(Dataset entries)
-----

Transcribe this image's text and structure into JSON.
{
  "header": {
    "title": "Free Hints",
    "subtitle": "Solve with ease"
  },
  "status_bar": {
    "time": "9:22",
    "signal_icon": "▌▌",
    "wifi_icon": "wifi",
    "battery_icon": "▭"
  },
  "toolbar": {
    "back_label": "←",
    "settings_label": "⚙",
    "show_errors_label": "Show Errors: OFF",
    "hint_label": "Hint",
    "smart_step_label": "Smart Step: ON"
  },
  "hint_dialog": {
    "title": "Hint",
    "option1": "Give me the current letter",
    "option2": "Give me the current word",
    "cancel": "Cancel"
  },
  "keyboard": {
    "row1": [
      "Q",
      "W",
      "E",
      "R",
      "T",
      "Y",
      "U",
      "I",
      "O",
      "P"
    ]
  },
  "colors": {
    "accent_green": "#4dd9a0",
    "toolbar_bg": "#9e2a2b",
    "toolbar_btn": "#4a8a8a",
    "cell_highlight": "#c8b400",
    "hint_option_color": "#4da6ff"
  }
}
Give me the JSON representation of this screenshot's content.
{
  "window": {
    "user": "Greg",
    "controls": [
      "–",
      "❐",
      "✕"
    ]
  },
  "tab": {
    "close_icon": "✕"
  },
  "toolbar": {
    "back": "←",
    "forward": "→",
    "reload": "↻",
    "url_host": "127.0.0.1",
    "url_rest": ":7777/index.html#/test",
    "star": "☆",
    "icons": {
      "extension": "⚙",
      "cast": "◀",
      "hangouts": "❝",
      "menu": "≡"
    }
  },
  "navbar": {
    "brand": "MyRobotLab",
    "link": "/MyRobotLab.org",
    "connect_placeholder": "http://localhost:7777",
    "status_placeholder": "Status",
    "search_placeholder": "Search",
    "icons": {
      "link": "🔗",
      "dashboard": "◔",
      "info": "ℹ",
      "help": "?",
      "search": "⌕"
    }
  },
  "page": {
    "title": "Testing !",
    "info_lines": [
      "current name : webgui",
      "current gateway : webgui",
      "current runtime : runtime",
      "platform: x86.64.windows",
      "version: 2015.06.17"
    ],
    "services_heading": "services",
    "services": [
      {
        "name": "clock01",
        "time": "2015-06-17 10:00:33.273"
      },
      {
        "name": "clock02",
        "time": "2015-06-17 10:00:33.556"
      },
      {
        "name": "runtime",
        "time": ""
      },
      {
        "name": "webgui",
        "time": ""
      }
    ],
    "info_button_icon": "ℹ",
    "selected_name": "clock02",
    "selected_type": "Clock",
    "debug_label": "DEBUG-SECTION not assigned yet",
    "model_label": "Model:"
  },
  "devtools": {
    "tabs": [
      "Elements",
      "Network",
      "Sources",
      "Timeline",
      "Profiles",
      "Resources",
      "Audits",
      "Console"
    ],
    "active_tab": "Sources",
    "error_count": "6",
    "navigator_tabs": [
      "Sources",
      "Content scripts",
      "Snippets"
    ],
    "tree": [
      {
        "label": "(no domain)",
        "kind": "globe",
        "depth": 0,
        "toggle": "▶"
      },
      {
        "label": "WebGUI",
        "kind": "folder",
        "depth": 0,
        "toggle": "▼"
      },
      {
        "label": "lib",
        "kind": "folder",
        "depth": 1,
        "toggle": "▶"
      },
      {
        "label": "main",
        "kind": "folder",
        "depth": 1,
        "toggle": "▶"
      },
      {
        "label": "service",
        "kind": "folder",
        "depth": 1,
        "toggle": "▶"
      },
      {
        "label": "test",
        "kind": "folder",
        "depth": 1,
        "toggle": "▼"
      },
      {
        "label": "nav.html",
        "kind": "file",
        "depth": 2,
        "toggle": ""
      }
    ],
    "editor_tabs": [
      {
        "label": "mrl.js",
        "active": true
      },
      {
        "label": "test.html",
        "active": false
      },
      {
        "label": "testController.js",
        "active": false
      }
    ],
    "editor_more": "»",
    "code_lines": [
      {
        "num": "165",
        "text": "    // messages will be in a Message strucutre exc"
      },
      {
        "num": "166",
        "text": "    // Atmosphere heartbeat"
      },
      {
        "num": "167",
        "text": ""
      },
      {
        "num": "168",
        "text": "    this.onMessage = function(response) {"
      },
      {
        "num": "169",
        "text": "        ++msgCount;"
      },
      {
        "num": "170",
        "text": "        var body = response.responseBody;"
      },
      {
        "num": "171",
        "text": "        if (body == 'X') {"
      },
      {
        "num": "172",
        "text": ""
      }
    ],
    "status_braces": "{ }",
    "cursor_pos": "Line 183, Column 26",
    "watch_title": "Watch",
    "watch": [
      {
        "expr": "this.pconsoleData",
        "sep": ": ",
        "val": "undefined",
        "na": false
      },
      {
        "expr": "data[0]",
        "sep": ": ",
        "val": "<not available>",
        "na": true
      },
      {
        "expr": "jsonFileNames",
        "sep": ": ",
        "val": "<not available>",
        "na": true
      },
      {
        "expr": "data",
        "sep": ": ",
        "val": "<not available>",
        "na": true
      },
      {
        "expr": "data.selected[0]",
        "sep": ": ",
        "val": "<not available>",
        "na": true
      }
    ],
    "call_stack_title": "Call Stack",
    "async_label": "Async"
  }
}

-----

Instruction =>
Could you transcribe the records in full, exactly?

Answer =>
Transcribe this image's text and structure into JSON.
{
  "header": {
    "title": "Free Hints",
    "subtitle": "Solve with ease"
  },
  "status_bar": {
    "time": "9:22",
    "signal_icon": "▌▌",
    "wifi_icon": "wifi",
    "battery_icon": "▭"
  },
  "toolbar": {
    "back_label": "←",
    "settings_label": "⚙",
    "show_errors_label": "Show Errors: OFF",
    "hint_label": "Hint",
    "smart_step_label": "Smart Step: ON"
  },
  "hint_dialog": {
    "title": "Hint",
    "option1": "Give me the current letter",
    "option2": "Give me the current word",
    "cancel": "Cancel"
  },
  "keyboard": {
    "row1": [
      "Q",
      "W",
      "E",
      "R",
      "T",
      "Y",
      "U",
      "I",
      "O",
      "P"
    ]
  },
  "colors": {
    "accent_green": "#4dd9a0",
    "toolbar_bg": "#9e2a2b",
    "toolbar_btn": "#4a8a8a",
    "cell_highlight": "#c8b400",
    "hint_option_color": "#4da6ff"
  }
}
Give me the JSON representation of this screenshot's content.
{
  "window": {
    "user": "Greg",
    "controls": [
      "–",
      "❐",
      "✕"
    ]
  },
  "tab": {
    "close_icon": "✕"
  },
  "toolbar": {
    "back": "←",
    "forward": "→",
    "reload": "↻",
    "url_host": "127.0.0.1",
    "url_rest": ":7777/index.html#/test",
    "star": "☆",
    "icons": {
      "extension": "⚙",
      "cast": "◀",
      "hangouts": "❝",
      "menu": "≡"
    }
  },
  "navbar": {
    "brand": "MyRobotLab",
    "link": "/MyRobotLab.org",
    "connect_placeholder": "http://localhost:7777",
    "status_placeholder": "Status",
    "search_placeholder": "Search",
    "icons": {
      "link": "🔗",
      "dashboard": "◔",
      "info": "ℹ",
      "help": "?",
      "search": "⌕"
    }
  },
  "page": {
    "title": "Testing !",
    "info_lines": [
      "current name : webgui",
      "current gateway : webgui",
      "current runtime : runtime",
      "platform: x86.64.windows",
      "version: 2015.06.17"
    ],
    "services_heading": "services",
    "services": [
      {
        "name": "clock01",
        "time": "2015-06-17 10:00:33.273"
      },
      {
        "name": "clock02",
        "time": "2015-06-17 10:00:33.556"
      },
      {
        "name": "runtime",
        "time": ""
      },
      {
        "name": "webgui",
        "time": ""
      }
    ],
    "info_button_icon": "ℹ",
    "selected_name": "clock02",
    "selected_type": "Clock",
    "debug_label": "DEBUG-SECTION not assigned yet",
    "model_label": "Model:"
  },
  "devtools": {
    "tabs": [
      "Elements",
      "Network",
      "Sources",
      "Timeline",
      "Profiles",
      "Resources",
      "Audits",
      "Console"
    ],
    "active_tab": "Sources",
    "error_count": "6",
    "navigator_tabs": [
      "Sources",
      "Content scripts",
      "Snippets"
    ],
    "tree": [
      {
        "label": "(no domain)",
        "kind": "globe",
        "depth": 0,
        "toggle": "▶"
      },
      {
        "label": "WebGUI",
        "kind": "folder",
        "depth": 0,
        "toggle": "▼"
      },
      {
        "label": "lib",
        "kind": "folder",
        "depth": 1,
        "toggle": "▶"
      },
      {
        "label": "main",
        "kind": "folder",
        "depth": 1,
        "toggle": "▶"
      },
      {
        "label": "service",
        "kind": "folder",
        "depth": 1,
        "toggle": "▶"
      },
      {
        "label": "test",
        "kind": "folder",
        "depth": 1,
        "toggle": "▼"
      },
      {
        "label": "nav.html",
        "kind": "file",
        "depth": 2,
        "toggle": ""
      }
    ],
    "editor_tabs": [
      {
        "label": "mrl.js",
        "active": true
      },
      {
        "label": "test.html",
        "active": false
      },
      {
        "label": "testController.js",
        "active": false
      }
    ],
    "editor_more": "»",
    "code_lines": [
      {
        "num": "165",
        "text": "    // messages will be in a Message strucutre exc"
      },
      {
        "num": "166",
        "text": "    // Atmosphere heartbeat"
      },
      {
        "num": "167",
        "text": ""
      },
      {
        "num": "168",
        "text": "    this.onMessage = function(response) {"
      },
      {
        "num": "169",
        "text": "        ++msgCount;"
      },
      {
        "num": "170",
        "text": "        var body = response.responseBody;"
      },
      {
        "num": "171",
        "text": "        if (body == 'X') {"
      },
      {
        "num": "172",
        "text": ""
      }
    ],
    "status_braces": "{ }",
    "cursor_pos": "Line 183, Column 26",
    "watch_title": "Watch",
    "watch": [
      {
        "expr": "this.pconsoleData",
        "sep": ": ",
        "val": "undefined",
        "na": false
      },
      {
        "expr": "data[0]",
        "sep": ": ",
        "val": "<not available>",
        "na": true
      },
      {
        "expr": "jsonFileNames",
        "sep": ": ",
        "val": "<not available>",
        "na": true
      },
      {
        "expr": "data",
        "sep": ": ",
        "val": "<not available>",
        "na": true
      },
      {
        "expr": "data.selected[0]",
        "sep": ": ",
        "val": "<not available>",
        "na": true
      }
    ],
    "call_stack_title": "Call Stack",
    "async_label": "Async"
  }
}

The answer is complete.